Extracted records

start

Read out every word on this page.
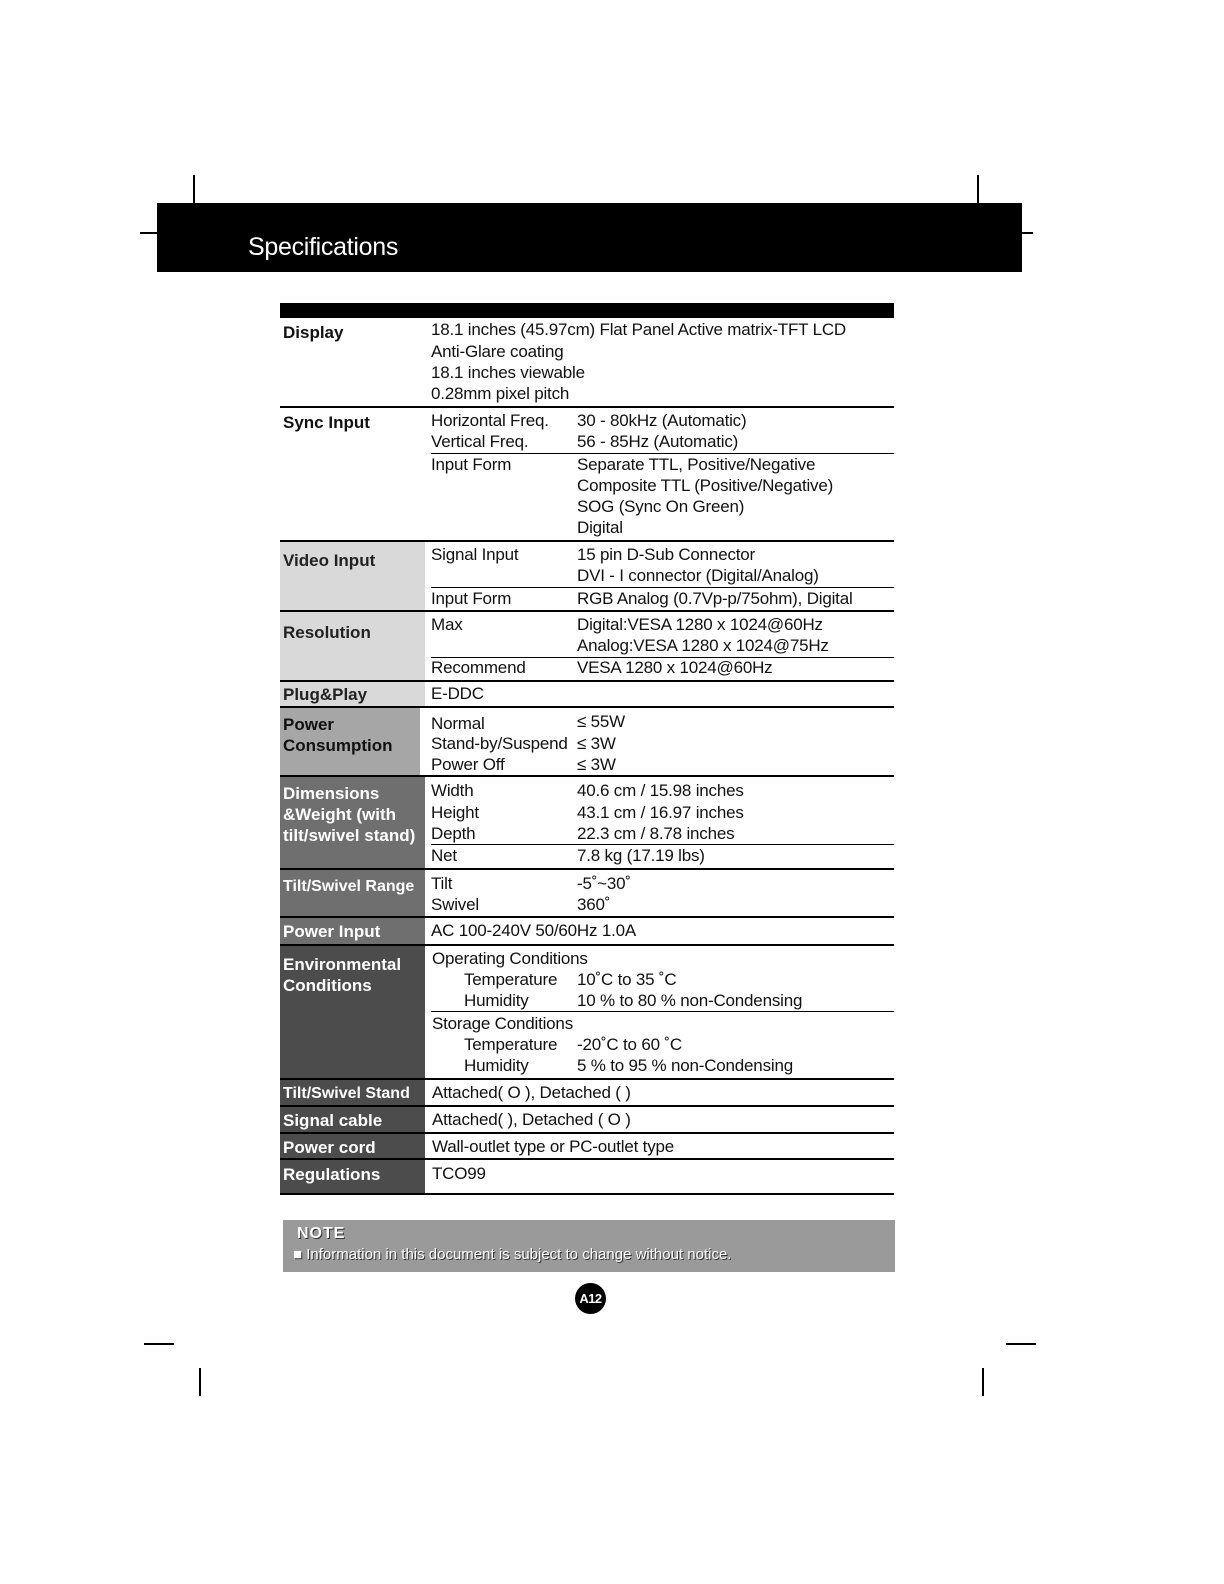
Specifications
Display	18.1 inches (45.97cm) Flat Panel Active matrix-TFT LCD
Anti-Glare coating
18.1 inches viewable
0.28mm pixel pitch
Sync Input	Horizontal Freq. 30 - 80kHz (Automatic)
Vertical Freq.	56 - 85Hz (Automatic)
Input Form	Separate TTL, Positive/Negative
Composite TTL (Positive/Negative)
SOG (Sync On Green)
Digital
Video Input	Signal Input	15 pin D-Sub Connector
DVI - I connector (Digital/Analog)
Input Form	RGB Analog (0.7Vp-p/75ohm), Digital
Resolution	Max	Digital:VESA 1280 x 1024@60Hz
Analog:VESA 1280 x 1024@75Hz
Recommend	VESA 1280 x 1024@60Hz
Plug&Play	E-DDC
Power Consumption
Normal	≤ 55W
Stand-by/Suspend ≤ 3W
Power Off	≤ 3W
Dimensions &Weight (with tilt/swivel stand)
Width	40.6 cm / 15.98 inches
Height	43.1 cm / 16.97 inches
Depth	22.3 cm / 8.78 inches
Net	7.8 kg (17.19 lbs)
Tilt/Swivel Range Tilt	-5˚~30˚
Swivel	360˚
Power Input	AC 100-240V 50/60Hz 1.0A
Environmental Conditions
Operating Conditions
Temperature 10˚C to 35 ˚C
Humidity	10 % to 80 % non-Condensing
Storage Conditions
Temperature -20˚C to 60 ˚C
Humidity	5 % to 95 % non-Condensing
Tilt/Swivel Stand	Attached( O ), Detached ( )
Signal cable	Attached( ), Detached ( O )
Power cord	Wall-outlet type or PC-outlet type
Regulations	TCO99
NOTE
■ Information in this document is subject to change without notice.
A12
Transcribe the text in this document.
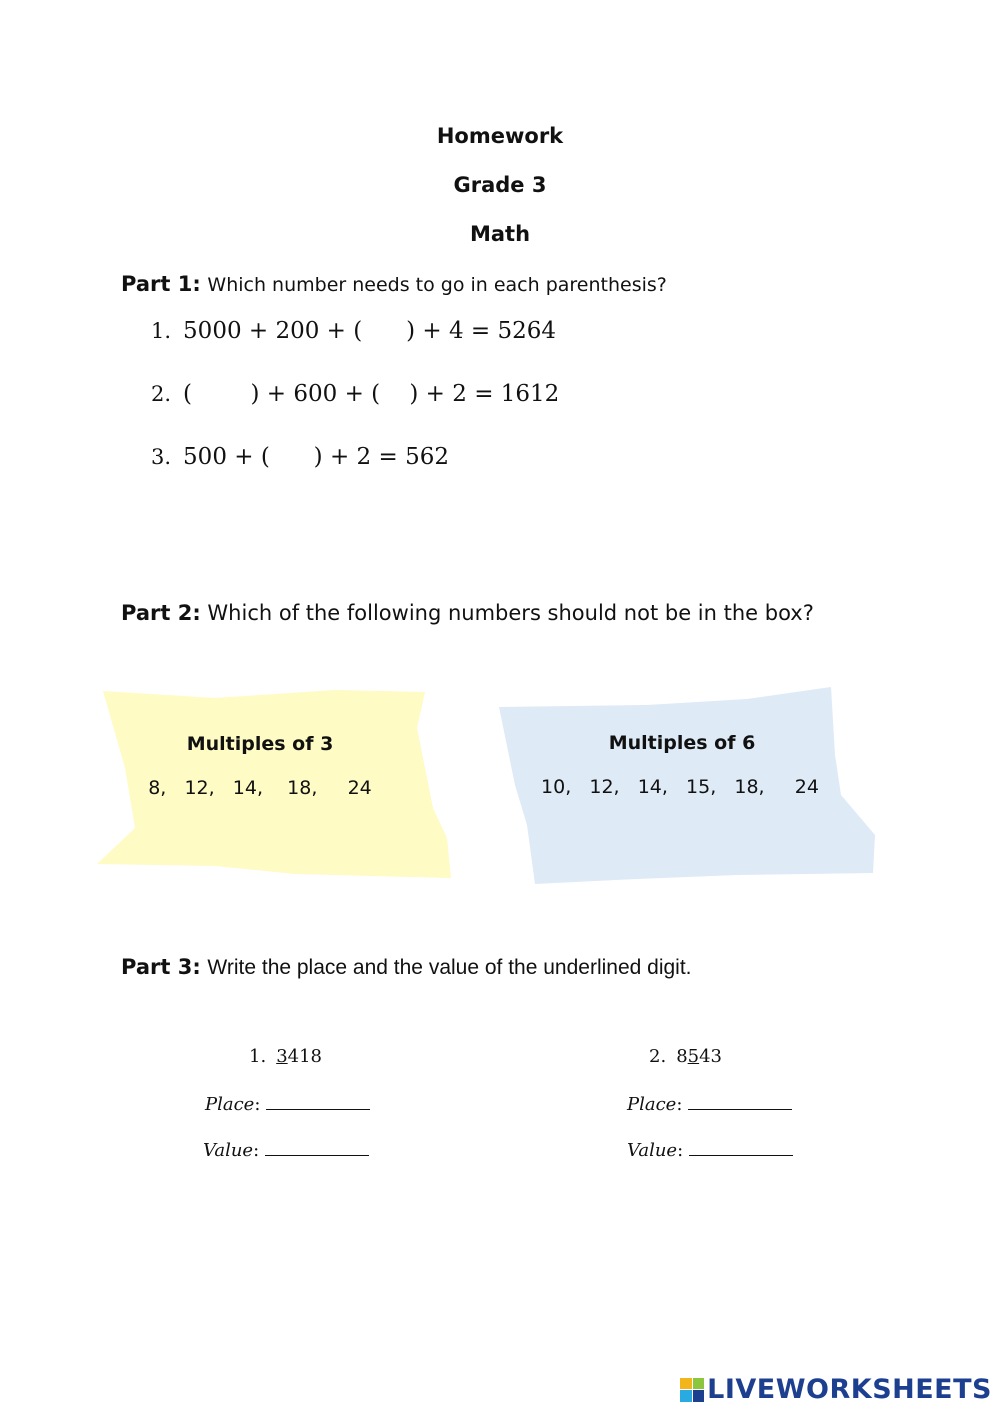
Homework
Grade 3
Math
Part 1: Which number needs to go in each parenthesis?
1. 5000 + 200 + (      ) + 4 = 5264
2. (        ) + 600 + (    ) + 2 = 1612
3. 500 + (      ) + 2 = 562
Part 2: Which of the following numbers should not be in the box?
Multiples of 3
8,   12,   14,    18,     24
Multiples of 6
10,   12,   14,   15,   18,     24
Part 3: Write the place and the value of the underlined digit.
1. 3418
Place:
Value:
2. 8543
Place:
Value:
LIVEWORKSHEETS
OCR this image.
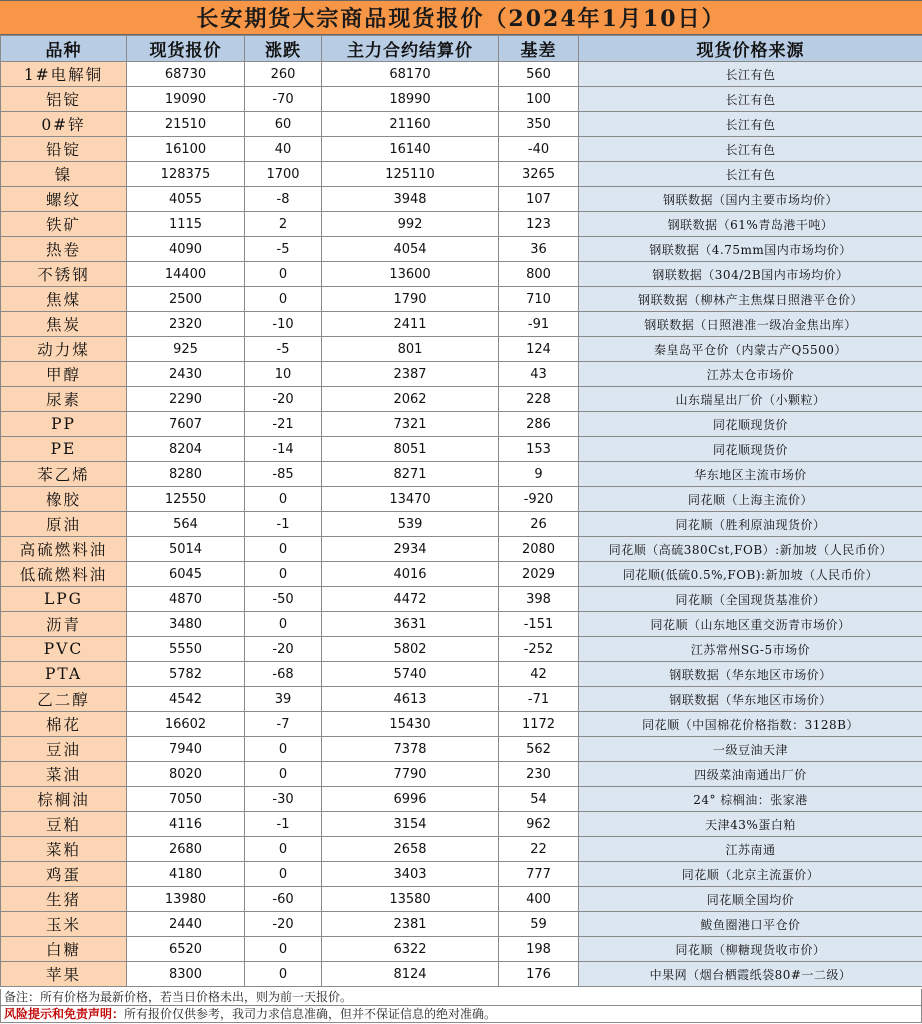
长安期货大宗商品现货报价（2024年1月10日）
品种	现货报价	涨跌	主力合约结算价	基差	现货价格来源
1#电解铜	68730	260	68170	560	长江有色
铝锭	19090	-70	18990	100	长江有色
0#锌	21510	60	21160	350	长江有色
铅锭	16100	40	16140	-40	长江有色
镍	128375	1700	125110	3265	长江有色
螺纹	4055	-8	3948	107	钢联数据（国内主要市场均价）
铁矿	1115	2	992	123	钢联数据（61%青岛港干吨）
热卷	4090	-5	4054	36	钢联数据（4.75mm国内市场均价）
不锈钢	14400	0	13600	800	钢联数据（304/2B国内市场均价）
焦煤	2500	0	1790	710	钢联数据（柳林产主焦煤日照港平仓价）
焦炭	2320	-10	2411	-91	钢联数据（日照港准一级冶金焦出库）
动力煤	925	-5	801	124	秦皇岛平仓价（内蒙古产Q5500）
甲醇	2430	10	2387	43	江苏太仓市场价
尿素	2290	-20	2062	228	山东瑞星出厂价（小颗粒）
PP	7607	-21	7321	286	同花顺现货价
PE	8204	-14	8051	153	同花顺现货价
苯乙烯	8280	-85	8271	9	华东地区主流市场价
橡胶	12550	0	13470	-920	同花顺（上海主流价）
原油	564	-1	539	26	同花顺（胜利原油现货价）
高硫燃料油	5014	0	2934	2080	同花顺（高硫380Cst,FOB）:新加坡（人民币价）
低硫燃料油	6045	0	4016	2029	同花顺(低硫0.5%,FOB):新加坡（人民币价）
LPG	4870	-50	4472	398	同花顺（全国现货基准价）
沥青	3480	0	3631	-151	同花顺（山东地区重交沥青市场价）
PVC	5550	-20	5802	-252	江苏常州SG-5市场价
PTA	5782	-68	5740	42	钢联数据（华东地区市场价）
乙二醇	4542	39	4613	-71	钢联数据（华东地区市场价）
棉花	16602	-7	15430	1172	同花顺（中国棉花价格指数：3128B）
豆油	7940	0	7378	562	一级豆油天津
菜油	8020	0	7790	230	四级菜油南通出厂价
棕榈油	7050	-30	6996	54	24° 棕榈油：张家港
豆粕	4116	-1	3154	962	天津43%蛋白粕
菜粕	2680	0	2658	22	江苏南通
鸡蛋	4180	0	3403	777	同花顺（北京主流蛋价）
生猪	13980	-60	13580	400	同花顺全国均价
玉米	2440	-20	2381	59	鲅鱼圈港口平仓价
白糖	6520	0	6322	198	同花顺（柳糖现货收市价）
苹果	8300	0	8124	176	中果网（烟台栖霞纸袋80#一二级）
备注：所有价格为最新价格，若当日价格未出，则为前一天报价。
风险提示和免责声明：所有报价仅供参考，我司力求信息准确，但并不保证信息的绝对准确。
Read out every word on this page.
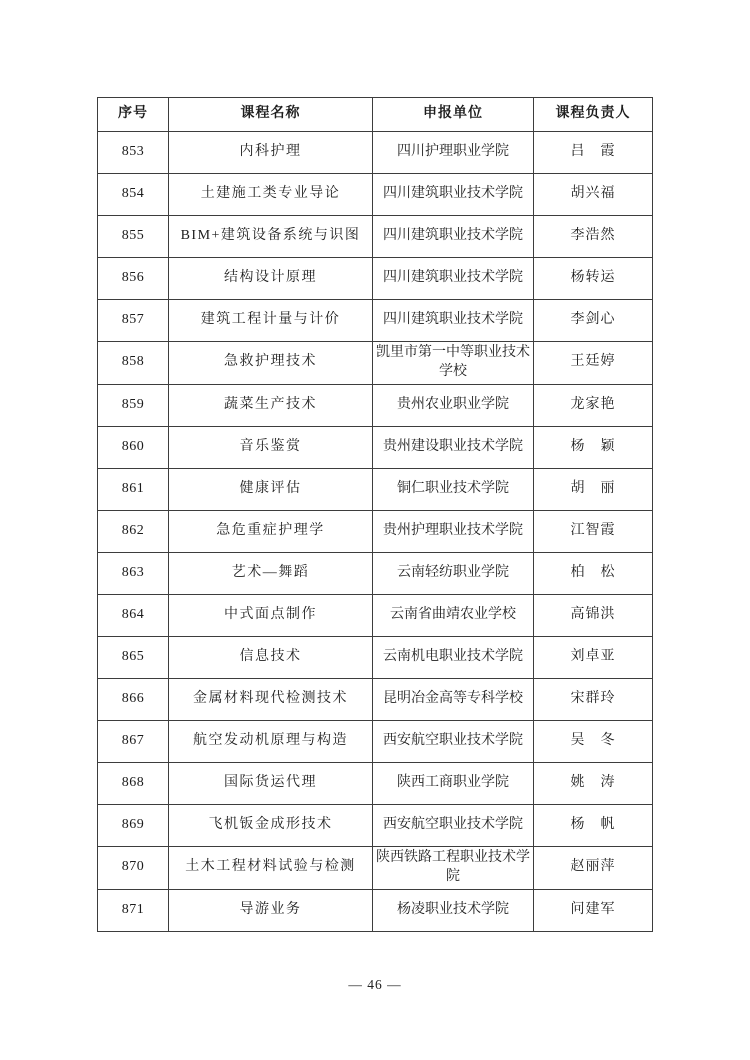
序号	课程名称	申报单位	课程负责人
853	内科护理	四川护理职业学院	吕　霞
854	土建施工类专业导论	四川建筑职业技术学院	胡兴福
855	BIM+建筑设备系统与识图	四川建筑职业技术学院	李浩然
856	结构设计原理	四川建筑职业技术学院	杨转运
857	建筑工程计量与计价	四川建筑职业技术学院	李剑心
858	急救护理技术	凯里市第一中等职业技术学校	王廷婷
859	蔬菜生产技术	贵州农业职业学院	龙家艳
860	音乐鉴赏	贵州建设职业技术学院	杨　颖
861	健康评估	铜仁职业技术学院	胡　丽
862	急危重症护理学	贵州护理职业技术学院	江智霞
863	艺术—舞蹈	云南轻纺职业学院	柏　松
864	中式面点制作	云南省曲靖农业学校	高锦洪
865	信息技术	云南机电职业技术学院	刘卓亚
866	金属材料现代检测技术	昆明冶金高等专科学校	宋群玲
867	航空发动机原理与构造	西安航空职业技术学院	吴　冬
868	国际货运代理	陕西工商职业学院	姚　涛
869	飞机钣金成形技术	西安航空职业技术学院	杨　帆
870	土木工程材料试验与检测	陕西铁路工程职业技术学院	赵丽萍
871	导游业务	杨凌职业技术学院	问建军
— 46 —
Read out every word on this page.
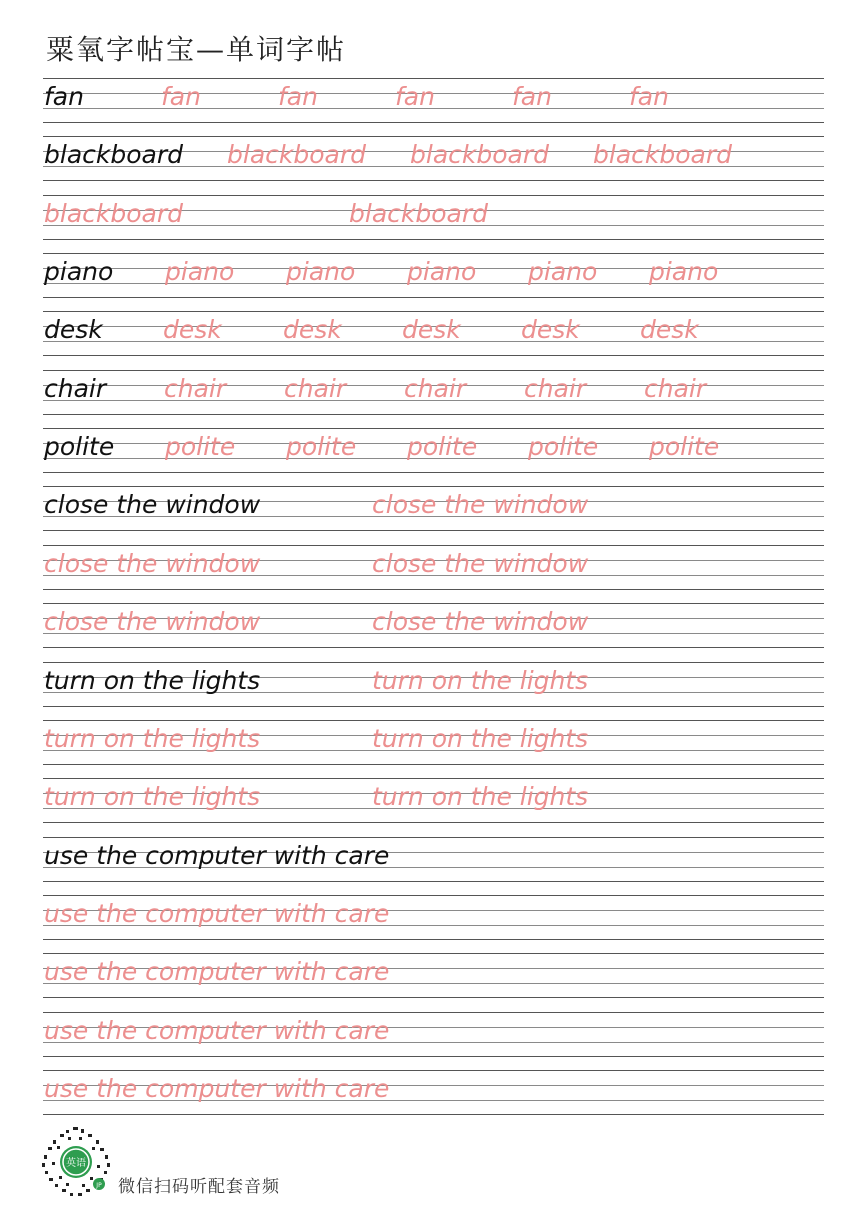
粟氧字帖宝—单词字帖
fan	fan	fan	fan	fan	fan
blackboard blackboard blackboard blackboard
blackboard	blackboard
piano piano piano piano piano piano
desk desk desk desk desk desk
chair chair chair chair chair chair
polite polite polite polite polite polite
close the window	close the window
close the window	close the window
close the window	close the window
turn on the lights	turn on the lights
turn on the lights	turn on the lights
turn on the lights	turn on the lights
use the computer with care
use the computer with care
use the computer with care
use the computer with care
use the computer with care
英语
JP 微信扫码听配套音频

end

- [Exercise directions]:
Within the data above, count the lines that contain the string "Automatic"; the reply is the number alone.

- [Right answer]:
2